(Short task): From the listing below, pull out the lines verbatim, starting at the line that contains "menu-tool[interactable]: 工具(T) —" and ending after the line that contains "rows-spinner[interactable]: ▲▼ —".

begin Records for this exercise

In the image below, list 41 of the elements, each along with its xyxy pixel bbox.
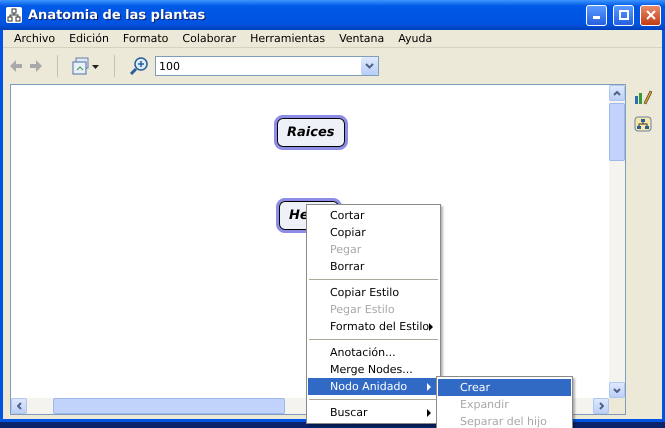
menu-bar-item[interactable]: Formato bbox=[116, 32, 176, 45]
minimize-button[interactable] bbox=[586, 4, 607, 26]
menu-item[interactable]: Copiar bbox=[308, 224, 439, 241]
menu-item[interactable]: Crear bbox=[438, 379, 571, 396]
menu-item[interactable]: Borrar bbox=[308, 258, 439, 275]
menu-item[interactable]: Cortar bbox=[308, 207, 439, 224]
right-caret-icon bbox=[598, 402, 604, 410]
menu-item[interactable]: Nodo Anidado bbox=[308, 378, 439, 395]
app-icon bbox=[6, 7, 22, 23]
nodes-panel-icon[interactable] bbox=[634, 116, 652, 134]
concept-node[interactable]: Raices bbox=[274, 115, 348, 150]
up-caret-icon bbox=[613, 90, 621, 96]
dropdown-caret-icon bbox=[365, 63, 374, 69]
scroll-right-button[interactable] bbox=[593, 398, 609, 414]
menu-bar-item[interactable]: Edición bbox=[62, 32, 116, 45]
menu-bar-item[interactable]: Ayuda bbox=[391, 32, 440, 45]
window-title: Anatomia de las plantas bbox=[28, 8, 206, 22]
menu-item[interactable]: Copiar Estilo bbox=[308, 284, 439, 301]
left-caret-icon bbox=[16, 402, 22, 410]
down-caret-icon bbox=[613, 388, 621, 392]
menu-bar-item[interactable]: Ventana bbox=[332, 32, 392, 45]
menu-item[interactable]: Buscar bbox=[308, 404, 439, 421]
menu-bar-item[interactable]: Archivo bbox=[7, 32, 62, 45]
scrollbar-thumb[interactable] bbox=[53, 398, 285, 414]
style-pencil-icon[interactable] bbox=[634, 88, 652, 106]
menu-bar-item[interactable]: Colaborar bbox=[175, 32, 244, 45]
maximize-icon bbox=[618, 10, 628, 20]
menu-bar-item[interactable]: Herramientas bbox=[243, 32, 332, 45]
scroll-left-button[interactable] bbox=[11, 398, 27, 414]
window-view-icon[interactable] bbox=[72, 57, 100, 75]
scroll-down-button[interactable] bbox=[609, 382, 625, 398]
zoom-icon[interactable] bbox=[129, 56, 149, 76]
scroll-up-button[interactable] bbox=[609, 85, 625, 101]
menu-item[interactable]: Formato del Estilo bbox=[308, 318, 439, 335]
menu-item[interactable]: Merge Nodes... bbox=[308, 361, 439, 378]
close-icon bbox=[646, 10, 656, 20]
maximize-button[interactable] bbox=[613, 4, 634, 26]
zoom-combo-box[interactable]: 100 bbox=[155, 56, 379, 76]
close-button[interactable] bbox=[640, 4, 661, 26]
scrollbar-thumb[interactable] bbox=[609, 103, 625, 161]
menu-item[interactable]: Anotación... bbox=[308, 344, 439, 361]
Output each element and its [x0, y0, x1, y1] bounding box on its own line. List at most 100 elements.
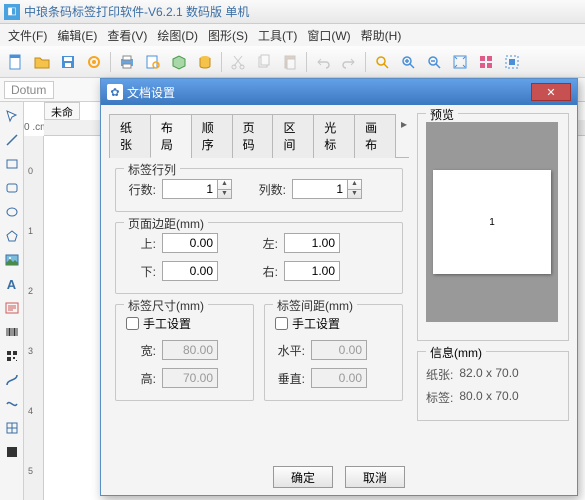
menu-tool[interactable]: 工具(T) — [254, 25, 301, 46]
box-icon[interactable] — [167, 50, 191, 74]
info-label-value: 80.0 x 70.0 — [459, 389, 518, 406]
menu-help[interactable]: 帮助(H) — [357, 25, 406, 46]
menu-file[interactable]: 文件(F) — [4, 25, 51, 46]
rows-spinner[interactable]: ▲▼ — [218, 179, 232, 199]
margin-left-input[interactable] — [284, 233, 340, 253]
zoom-in-icon[interactable] — [396, 50, 420, 74]
menu-draw[interactable]: 绘图(D) — [153, 25, 202, 46]
ruler-vertical: 0 1 2 3 4 5 — [24, 136, 44, 500]
path-tool-icon[interactable] — [2, 370, 22, 390]
tab-order[interactable]: 顺序 — [191, 114, 233, 158]
info-title: 信息(mm) — [426, 344, 486, 361]
tab-layout[interactable]: 布局 — [150, 114, 192, 158]
document-settings-dialog: ✿ 文档设置 ✕ 纸张 布局 顺序 页码 区间 光标 画布 ▸ 标签行列 行 — [100, 78, 578, 496]
tab-canvas[interactable]: 画布 — [354, 114, 396, 158]
preview-canvas: 1 — [426, 122, 558, 322]
redo-icon[interactable] — [337, 50, 361, 74]
dialog-titlebar[interactable]: ✿ 文档设置 ✕ — [101, 79, 577, 105]
font-select[interactable]: Dotum — [4, 81, 54, 99]
dialog-title: 文档设置 — [127, 84, 175, 101]
menu-bar: 文件(F) 编辑(E) 查看(V) 绘图(D) 图形(S) 工具(T) 窗口(W… — [0, 24, 585, 46]
info-panel: 信息(mm) 纸张: 82.0 x 70.0 标签: 80.0 x 70.0 — [417, 351, 569, 421]
grid2-tool-icon[interactable] — [2, 418, 22, 438]
gear-icon: ✿ — [107, 84, 123, 100]
group-title: 页面边距(mm) — [124, 215, 208, 232]
menu-view[interactable]: 查看(V) — [103, 25, 151, 46]
app-icon: ◧ — [4, 4, 20, 20]
qrcode-tool-icon[interactable] — [2, 346, 22, 366]
margin-right-label: 右: — [248, 263, 278, 280]
preview-page: 1 — [433, 170, 551, 274]
zoom-out-icon[interactable] — [422, 50, 446, 74]
fill-tool-icon[interactable] — [2, 442, 22, 462]
select-all-icon[interactable] — [500, 50, 524, 74]
info-label-label: 标签: — [426, 389, 453, 406]
tab-cursor[interactable]: 光标 — [313, 114, 355, 158]
pointer-tool-icon[interactable] — [2, 106, 22, 126]
tab-overflow-icon[interactable]: ▸ — [399, 113, 409, 157]
cols-input[interactable] — [292, 179, 348, 199]
open-icon[interactable] — [30, 50, 54, 74]
menu-window[interactable]: 窗口(W) — [303, 25, 354, 46]
preview-page-number: 1 — [489, 217, 495, 228]
line-tool-icon[interactable] — [2, 130, 22, 150]
tab-content-layout: 标签行列 行数: ▲▼ 列数: ▲▼ — [109, 158, 409, 421]
paste-icon[interactable] — [278, 50, 302, 74]
preview-title: 预览 — [426, 106, 458, 123]
rows-input[interactable] — [162, 179, 218, 199]
cut-icon[interactable] — [226, 50, 250, 74]
margin-top-input[interactable] — [162, 233, 218, 253]
gap-manual-checkbox[interactable]: 手工设置 — [275, 315, 340, 332]
image-tool-icon[interactable] — [2, 250, 22, 270]
group-title: 标签行列 — [124, 161, 180, 178]
menu-shape[interactable]: 图形(S) — [204, 25, 252, 46]
undo-icon[interactable] — [311, 50, 335, 74]
ok-button[interactable]: 确定 — [273, 466, 333, 488]
size-manual-checkbox[interactable]: 手工设置 — [126, 315, 191, 332]
polygon-tool-icon[interactable] — [2, 226, 22, 246]
print-preview-icon[interactable] — [141, 50, 165, 74]
margin-bottom-label: 下: — [126, 263, 156, 280]
document-tab[interactable]: 未命 — [44, 102, 80, 120]
copy-icon[interactable] — [252, 50, 276, 74]
rect-tool-icon[interactable] — [2, 154, 22, 174]
dialog-button-bar: 确定 取消 — [101, 459, 577, 495]
app-titlebar: ◧ 中琅条码标签打印软件-V6.2.1 数码版 单机 — [0, 0, 585, 24]
group-margin: 页面边距(mm) 上: 左: 下: 右: — [115, 222, 403, 294]
width-input — [162, 340, 218, 360]
menu-edit[interactable]: 编辑(E) — [53, 25, 101, 46]
left-toolbox: A — [0, 102, 24, 500]
tab-pagecode[interactable]: 页码 — [232, 114, 274, 158]
preview-panel: 预览 1 — [417, 113, 569, 341]
tab-paper[interactable]: 纸张 — [109, 114, 151, 158]
width-label: 宽: — [126, 342, 156, 359]
dialog-tabs: 纸张 布局 顺序 页码 区间 光标 画布 ▸ — [109, 113, 409, 158]
richtext-tool-icon[interactable] — [2, 298, 22, 318]
database-icon[interactable] — [193, 50, 217, 74]
fit-icon[interactable] — [448, 50, 472, 74]
height-input — [162, 368, 218, 388]
cols-spinner[interactable]: ▲▼ — [348, 179, 362, 199]
curve-tool-icon[interactable] — [2, 394, 22, 414]
ellipse-tool-icon[interactable] — [2, 202, 22, 222]
margin-left-label: 左: — [248, 235, 278, 252]
gap-v-label: 垂直: — [275, 370, 305, 387]
zoom-tool-icon[interactable] — [370, 50, 394, 74]
margin-top-label: 上: — [126, 235, 156, 252]
print-icon[interactable] — [115, 50, 139, 74]
app-title: 中琅条码标签打印软件-V6.2.1 数码版 单机 — [24, 3, 249, 20]
save-icon[interactable] — [56, 50, 80, 74]
tab-range[interactable]: 区间 — [272, 114, 314, 158]
barcode-tool-icon[interactable] — [2, 322, 22, 342]
grid-icon[interactable] — [474, 50, 498, 74]
new-doc-icon[interactable] — [4, 50, 28, 74]
margin-right-input[interactable] — [284, 261, 340, 281]
margin-bottom-input[interactable] — [162, 261, 218, 281]
separator — [221, 52, 222, 72]
gap-h-input — [311, 340, 367, 360]
cancel-button[interactable]: 取消 — [345, 466, 405, 488]
roundrect-tool-icon[interactable] — [2, 178, 22, 198]
settings-icon[interactable] — [82, 50, 106, 74]
close-button[interactable]: ✕ — [531, 83, 571, 101]
text-tool-icon[interactable]: A — [2, 274, 22, 294]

end Records for this exercise

(Result for this task):
menu-tool[interactable]: 工具(T) — [254, 25, 301, 46]
box-icon[interactable] — [167, 50, 191, 74]
info-label-value: 80.0 x 70.0 — [459, 389, 518, 406]
menu-help[interactable]: 帮助(H) — [357, 25, 406, 46]
menu-file[interactable]: 文件(F) — [4, 25, 51, 46]
rows-spinner[interactable]: ▲▼ — [218, 179, 232, 199]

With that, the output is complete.